_Required task_: Each line below must be set down exactly; omit any image you find.

-------------------------

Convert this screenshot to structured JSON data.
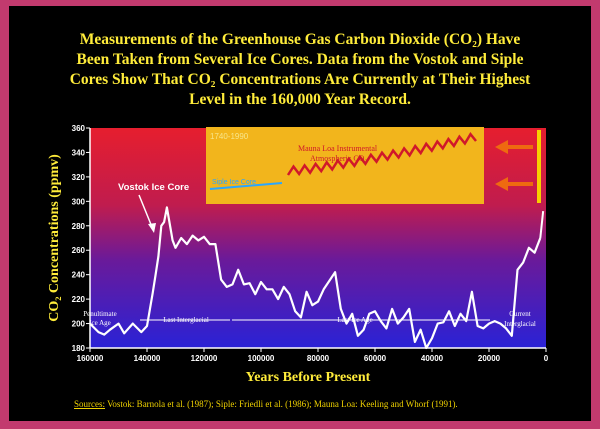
{
  "title_lines": [
    "Measurements of the Greenhouse Gas Carbon Dioxide (CO₂) Have",
    "Been Taken from Several Ice Cores.  Data from the Vostok and Siple",
    "Cores Show That CO₂ Concentrations Are Currently at Their Highest",
    "Level in the 160,000 Year Record."
  ],
  "sources": {
    "label": "Sources:",
    "text": "Vostok:  Barnola et al. (1987);  Siple:  Friedli et al. (1986); Mauna Loa:  Keeling and Whorf (1991)."
  },
  "colors": {
    "title": "#ffec3a",
    "axis_text": "#ffffff",
    "line": "#ffffff",
    "inset_bg": "#f2b51c",
    "mauna_loa": "#d0182a",
    "siple": "#2aa6ff",
    "arrow": "#ee6a10"
  },
  "chart_data": {
    "type": "line",
    "xlabel": "Years Before Present",
    "ylabel": "CO₂ Concentrations (ppmv)",
    "xlim": [
      160000,
      0
    ],
    "ylim": [
      180,
      360
    ],
    "xticks": [
      "160000",
      "140000",
      "120000",
      "100000",
      "80000",
      "60000",
      "40000",
      "20000",
      "0"
    ],
    "yticks": [
      "180",
      "200",
      "220",
      "240",
      "260",
      "280",
      "300",
      "320",
      "340",
      "360"
    ],
    "series": [
      {
        "name": "Vostok Ice Core",
        "x": [
          160000,
          157000,
          155000,
          153000,
          150000,
          148000,
          145000,
          142000,
          140000,
          138000,
          137000,
          136000,
          135000,
          134000,
          133000,
          131000,
          130000,
          128000,
          126000,
          124000,
          122000,
          120000,
          118000,
          116000,
          114000,
          112000,
          110000,
          108000,
          106000,
          104000,
          102000,
          100000,
          98000,
          96000,
          94000,
          92000,
          90000,
          88000,
          86000,
          84000,
          82000,
          80000,
          78000,
          76000,
          74000,
          72000,
          70000,
          68000,
          66000,
          64000,
          62000,
          60000,
          58000,
          56000,
          54000,
          52000,
          50000,
          48000,
          46000,
          44000,
          42000,
          40000,
          38000,
          36000,
          34000,
          32000,
          30000,
          28000,
          26000,
          24000,
          22000,
          20000,
          18000,
          16000,
          14000,
          12000,
          10000,
          8000,
          6000,
          4000,
          2000
        ],
        "y": [
          200,
          193,
          191,
          195,
          200,
          192,
          200,
          193,
          198,
          225,
          240,
          255,
          280,
          283,
          295,
          268,
          262,
          270,
          265,
          272,
          268,
          271,
          265,
          265,
          236,
          230,
          232,
          244,
          232,
          233,
          224,
          234,
          228,
          228,
          220,
          230,
          224,
          210,
          205,
          226,
          215,
          218,
          228,
          235,
          242,
          212,
          200,
          208,
          190,
          195,
          208,
          210,
          202,
          196,
          212,
          200,
          205,
          212,
          185,
          195,
          180,
          188,
          200,
          201,
          210,
          198,
          208,
          202,
          226,
          198,
          196,
          200,
          202,
          200,
          196,
          190,
          244,
          250,
          262,
          258,
          270
        ],
        "label": "Vostok Ice Core"
      },
      {
        "name": "Siple Ice Core",
        "label": "Siple Ice Core",
        "years": [
          1744,
          1953
        ],
        "values": [
          277,
          315
        ]
      },
      {
        "name": "Mauna Loa Instrumental Atmospheric CO₂",
        "label": "Mauna Loa Instrumental Atmospheric CO₂",
        "years": [
          1958,
          1990
        ],
        "values": [
          315,
          353
        ]
      }
    ],
    "inset": {
      "range_label": "1740-1990",
      "ylabel": "Siple Ice Core",
      "y_left_label": "Siple Ice Core"
    },
    "annotations": [
      {
        "text": "Vostok Ice Core"
      },
      {
        "text": "Penultimate Ice Age"
      },
      {
        "text": "Last Interglacial"
      },
      {
        "text": "Last Ice Age"
      },
      {
        "text": "Current Interglacial"
      }
    ]
  }
}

-------------------------

_Exercise output_:
Convert this screenshot to structured JSON data.
{
  "title_lines": [
    "Measurements of the Greenhouse Gas Carbon Dioxide (CO₂) Have",
    "Been Taken from Several Ice Cores.  Data from the Vostok and Siple",
    "Cores Show That CO₂ Concentrations Are Currently at Their Highest",
    "Level in the 160,000 Year Record."
  ],
  "sources": {
    "label": "Sources:",
    "text": "Vostok:  Barnola et al. (1987);  Siple:  Friedli et al. (1986); Mauna Loa:  Keeling and Whorf (1991)."
  },
  "colors": {
    "title": "#ffec3a",
    "axis_text": "#ffffff",
    "line": "#ffffff",
    "inset_bg": "#f2b51c",
    "mauna_loa": "#d0182a",
    "siple": "#2aa6ff",
    "arrow": "#ee6a10"
  },
  "chart_data": {
    "type": "line",
    "xlabel": "Years Before Present",
    "ylabel": "CO₂ Concentrations (ppmv)",
    "xlim": [
      160000,
      0
    ],
    "ylim": [
      180,
      360
    ],
    "xticks": [
      "160000",
      "140000",
      "120000",
      "100000",
      "80000",
      "60000",
      "40000",
      "20000",
      "0"
    ],
    "yticks": [
      "180",
      "200",
      "220",
      "240",
      "260",
      "280",
      "300",
      "320",
      "340",
      "360"
    ],
    "series": [
      {
        "name": "Vostok Ice Core",
        "x": [
          160000,
          157000,
          155000,
          153000,
          150000,
          148000,
          145000,
          142000,
          140000,
          138000,
          137000,
          136000,
          135000,
          134000,
          133000,
          131000,
          130000,
          128000,
          126000,
          124000,
          122000,
          120000,
          118000,
          116000,
          114000,
          112000,
          110000,
          108000,
          106000,
          104000,
          102000,
          100000,
          98000,
          96000,
          94000,
          92000,
          90000,
          88000,
          86000,
          84000,
          82000,
          80000,
          78000,
          76000,
          74000,
          72000,
          70000,
          68000,
          66000,
          64000,
          62000,
          60000,
          58000,
          56000,
          54000,
          52000,
          50000,
          48000,
          46000,
          44000,
          42000,
          40000,
          38000,
          36000,
          34000,
          32000,
          30000,
          28000,
          26000,
          24000,
          22000,
          20000,
          18000,
          16000,
          14000,
          12000,
          10000,
          8000,
          6000,
          4000,
          2000
        ],
        "y": [
          200,
          193,
          191,
          195,
          200,
          192,
          200,
          193,
          198,
          225,
          240,
          255,
          280,
          283,
          295,
          268,
          262,
          270,
          265,
          272,
          268,
          271,
          265,
          265,
          236,
          230,
          232,
          244,
          232,
          233,
          224,
          234,
          228,
          228,
          220,
          230,
          224,
          210,
          205,
          226,
          215,
          218,
          228,
          235,
          242,
          212,
          200,
          208,
          190,
          195,
          208,
          210,
          202,
          196,
          212,
          200,
          205,
          212,
          185,
          195,
          180,
          188,
          200,
          201,
          210,
          198,
          208,
          202,
          226,
          198,
          196,
          200,
          202,
          200,
          196,
          190,
          244,
          250,
          262,
          258,
          270
        ],
        "label": "Vostok Ice Core"
      },
      {
        "name": "Siple Ice Core",
        "label": "Siple Ice Core",
        "years": [
          1744,
          1953
        ],
        "values": [
          277,
          315
        ]
      },
      {
        "name": "Mauna Loa Instrumental Atmospheric CO₂",
        "label": "Mauna Loa Instrumental Atmospheric CO₂",
        "years": [
          1958,
          1990
        ],
        "values": [
          315,
          353
        ]
      }
    ],
    "inset": {
      "range_label": "1740-1990",
      "ylabel": "Siple Ice Core",
      "y_left_label": "Siple Ice Core"
    },
    "annotations": [
      {
        "text": "Vostok Ice Core"
      },
      {
        "text": "Penultimate Ice Age"
      },
      {
        "text": "Last Interglacial"
      },
      {
        "text": "Last Ice Age"
      },
      {
        "text": "Current Interglacial"
      }
    ]
  }
}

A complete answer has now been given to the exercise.